Task instructions:
Using the entries that follow, count the lines containing the word "this" and give that number by itself.

start Source records

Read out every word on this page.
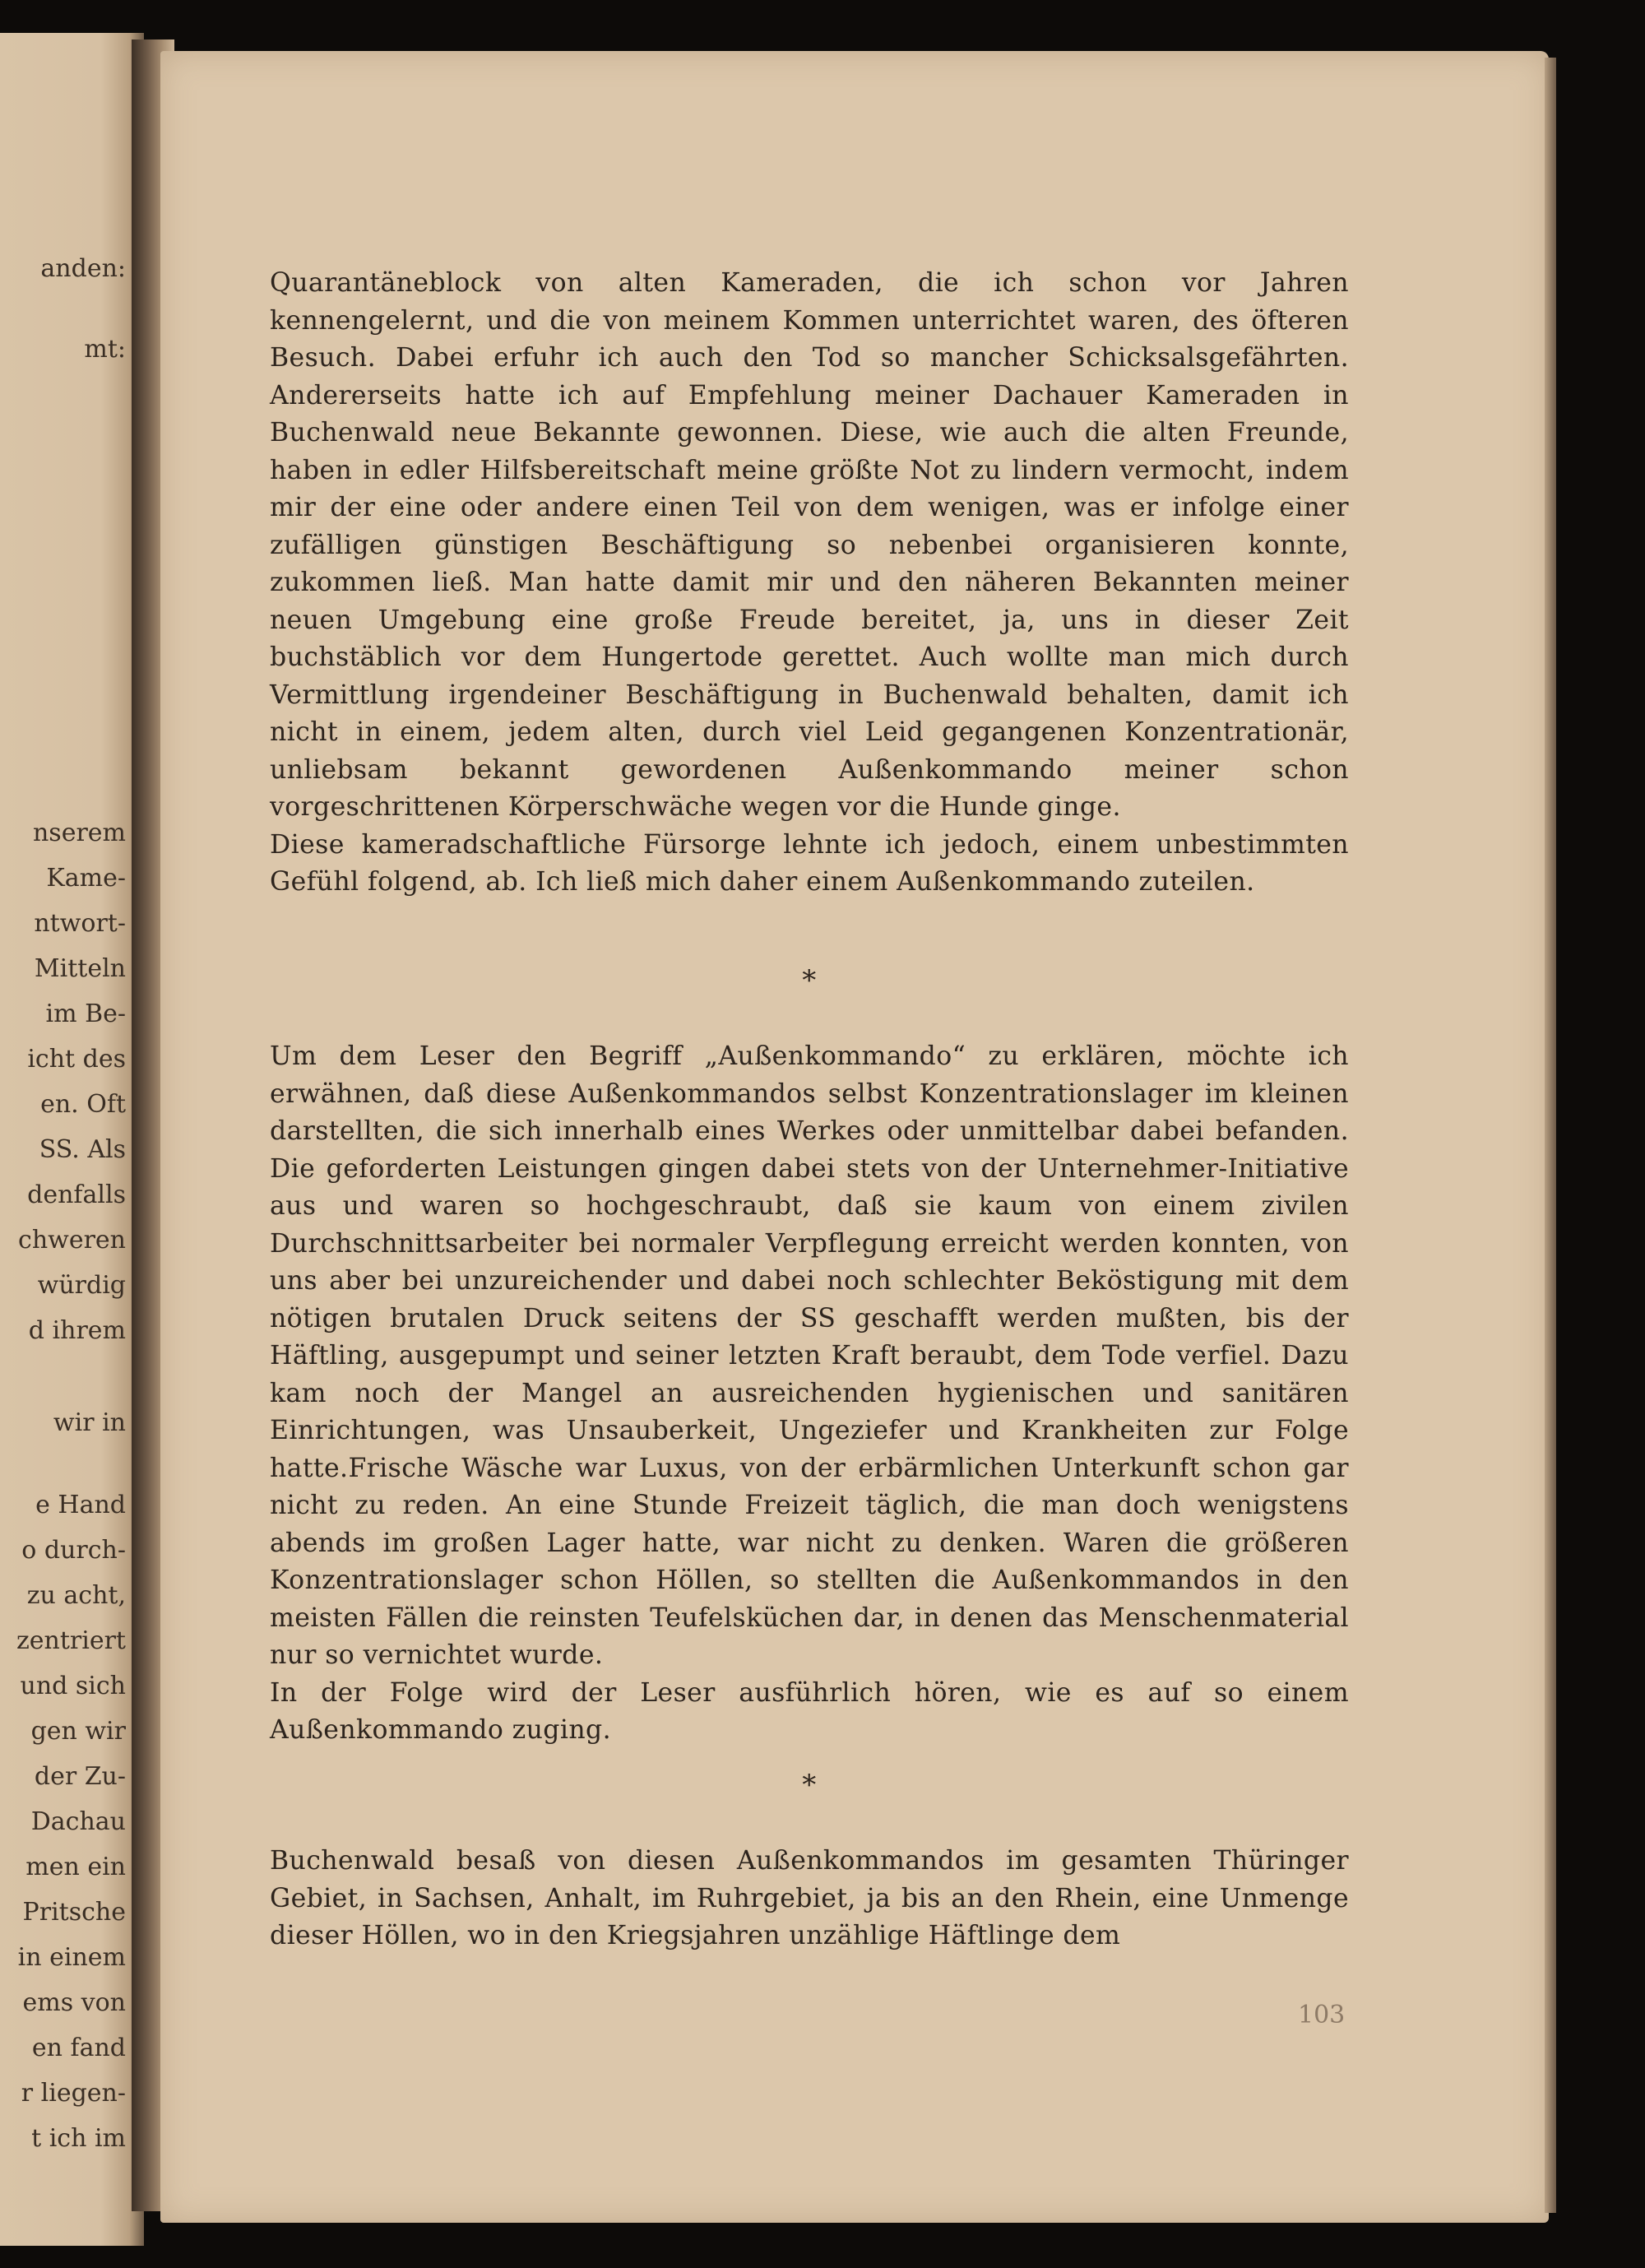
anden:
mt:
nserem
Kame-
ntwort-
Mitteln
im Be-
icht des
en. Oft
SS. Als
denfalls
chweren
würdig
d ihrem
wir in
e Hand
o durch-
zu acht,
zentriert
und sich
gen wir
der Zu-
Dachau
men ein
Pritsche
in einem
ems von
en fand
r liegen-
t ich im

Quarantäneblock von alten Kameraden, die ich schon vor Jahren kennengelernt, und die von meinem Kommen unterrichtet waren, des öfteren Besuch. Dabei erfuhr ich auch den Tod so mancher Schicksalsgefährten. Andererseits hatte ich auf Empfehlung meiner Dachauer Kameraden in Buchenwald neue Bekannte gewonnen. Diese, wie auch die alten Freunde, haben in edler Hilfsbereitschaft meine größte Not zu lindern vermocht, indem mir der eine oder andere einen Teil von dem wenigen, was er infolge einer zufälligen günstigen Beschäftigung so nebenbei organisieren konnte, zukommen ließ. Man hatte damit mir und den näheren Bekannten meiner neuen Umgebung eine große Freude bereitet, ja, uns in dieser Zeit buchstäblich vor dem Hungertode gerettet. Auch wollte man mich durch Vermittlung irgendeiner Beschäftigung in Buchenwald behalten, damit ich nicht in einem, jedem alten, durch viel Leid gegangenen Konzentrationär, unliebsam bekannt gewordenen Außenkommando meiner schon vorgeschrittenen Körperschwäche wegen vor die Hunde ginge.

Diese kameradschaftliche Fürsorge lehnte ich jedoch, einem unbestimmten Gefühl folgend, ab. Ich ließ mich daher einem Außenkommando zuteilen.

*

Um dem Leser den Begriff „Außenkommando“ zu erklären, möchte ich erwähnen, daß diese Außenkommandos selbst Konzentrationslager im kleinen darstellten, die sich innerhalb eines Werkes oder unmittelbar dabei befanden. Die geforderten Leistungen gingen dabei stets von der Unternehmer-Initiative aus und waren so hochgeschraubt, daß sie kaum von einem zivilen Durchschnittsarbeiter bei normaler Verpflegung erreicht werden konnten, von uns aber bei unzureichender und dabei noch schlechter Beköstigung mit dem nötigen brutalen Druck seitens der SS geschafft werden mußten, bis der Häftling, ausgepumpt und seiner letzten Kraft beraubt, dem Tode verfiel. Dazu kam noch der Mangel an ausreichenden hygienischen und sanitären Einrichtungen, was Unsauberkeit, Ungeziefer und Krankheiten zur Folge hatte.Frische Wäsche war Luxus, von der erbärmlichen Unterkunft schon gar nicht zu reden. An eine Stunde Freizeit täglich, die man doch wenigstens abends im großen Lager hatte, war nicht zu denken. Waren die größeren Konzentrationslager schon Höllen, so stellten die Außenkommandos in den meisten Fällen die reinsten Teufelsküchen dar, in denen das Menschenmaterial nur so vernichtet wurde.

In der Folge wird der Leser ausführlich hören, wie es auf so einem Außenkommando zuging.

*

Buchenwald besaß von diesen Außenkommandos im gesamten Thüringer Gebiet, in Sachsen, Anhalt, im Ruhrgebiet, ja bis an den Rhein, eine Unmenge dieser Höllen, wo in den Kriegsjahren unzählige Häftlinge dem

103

end Source records
start Source records

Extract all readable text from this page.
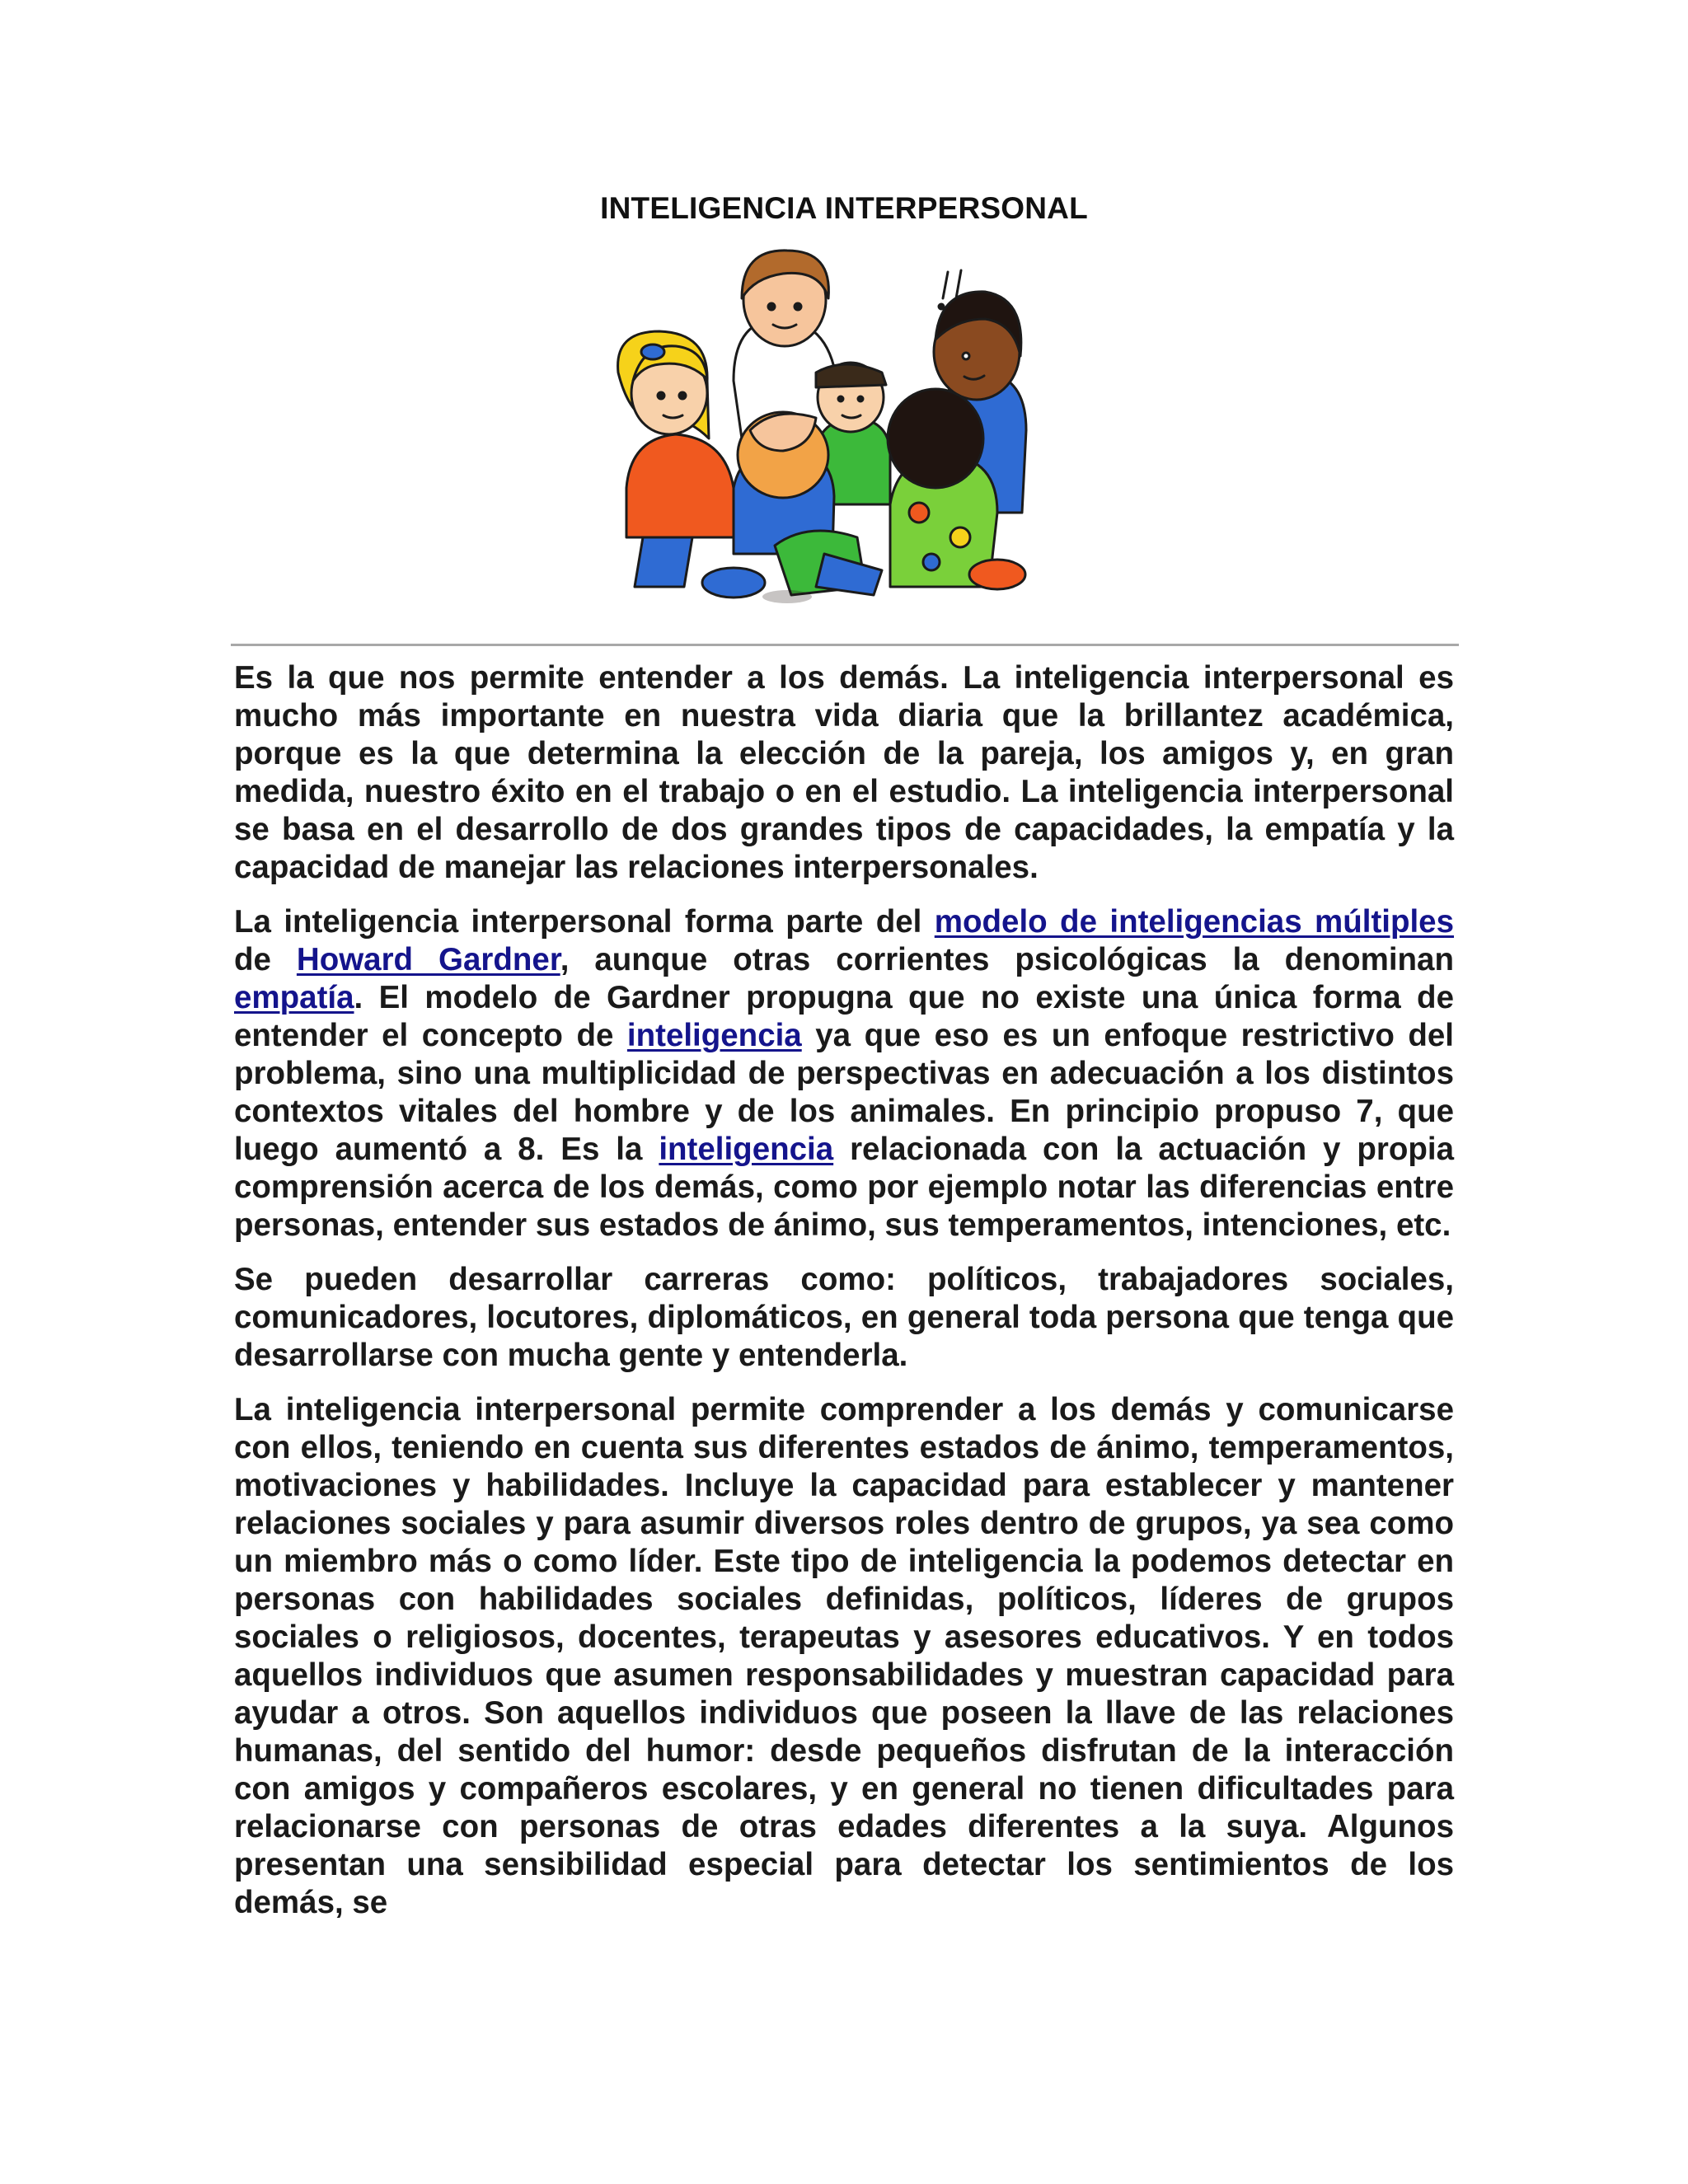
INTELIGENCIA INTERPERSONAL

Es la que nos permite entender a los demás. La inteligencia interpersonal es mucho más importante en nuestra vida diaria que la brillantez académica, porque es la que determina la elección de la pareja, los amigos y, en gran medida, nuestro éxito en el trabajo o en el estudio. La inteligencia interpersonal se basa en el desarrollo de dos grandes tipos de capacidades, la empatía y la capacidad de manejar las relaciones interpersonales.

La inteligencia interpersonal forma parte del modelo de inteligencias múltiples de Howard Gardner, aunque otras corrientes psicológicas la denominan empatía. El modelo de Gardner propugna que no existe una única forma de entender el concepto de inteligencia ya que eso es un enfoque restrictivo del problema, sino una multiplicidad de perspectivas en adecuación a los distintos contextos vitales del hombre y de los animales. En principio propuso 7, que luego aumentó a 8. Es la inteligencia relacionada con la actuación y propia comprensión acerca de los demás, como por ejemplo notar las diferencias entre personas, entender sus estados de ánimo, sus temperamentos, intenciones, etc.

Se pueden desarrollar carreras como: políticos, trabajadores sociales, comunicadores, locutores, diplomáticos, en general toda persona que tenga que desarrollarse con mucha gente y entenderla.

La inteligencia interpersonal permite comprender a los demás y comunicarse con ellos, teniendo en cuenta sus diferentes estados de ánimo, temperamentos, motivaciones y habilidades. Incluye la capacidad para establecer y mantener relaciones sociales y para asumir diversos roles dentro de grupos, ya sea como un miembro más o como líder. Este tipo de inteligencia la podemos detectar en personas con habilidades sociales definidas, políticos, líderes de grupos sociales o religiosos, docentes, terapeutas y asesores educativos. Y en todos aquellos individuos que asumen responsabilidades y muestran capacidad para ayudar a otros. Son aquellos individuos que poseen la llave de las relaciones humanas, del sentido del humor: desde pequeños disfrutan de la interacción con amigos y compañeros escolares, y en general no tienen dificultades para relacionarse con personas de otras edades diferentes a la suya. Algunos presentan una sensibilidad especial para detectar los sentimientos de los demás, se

end Source records

Exercise result:
2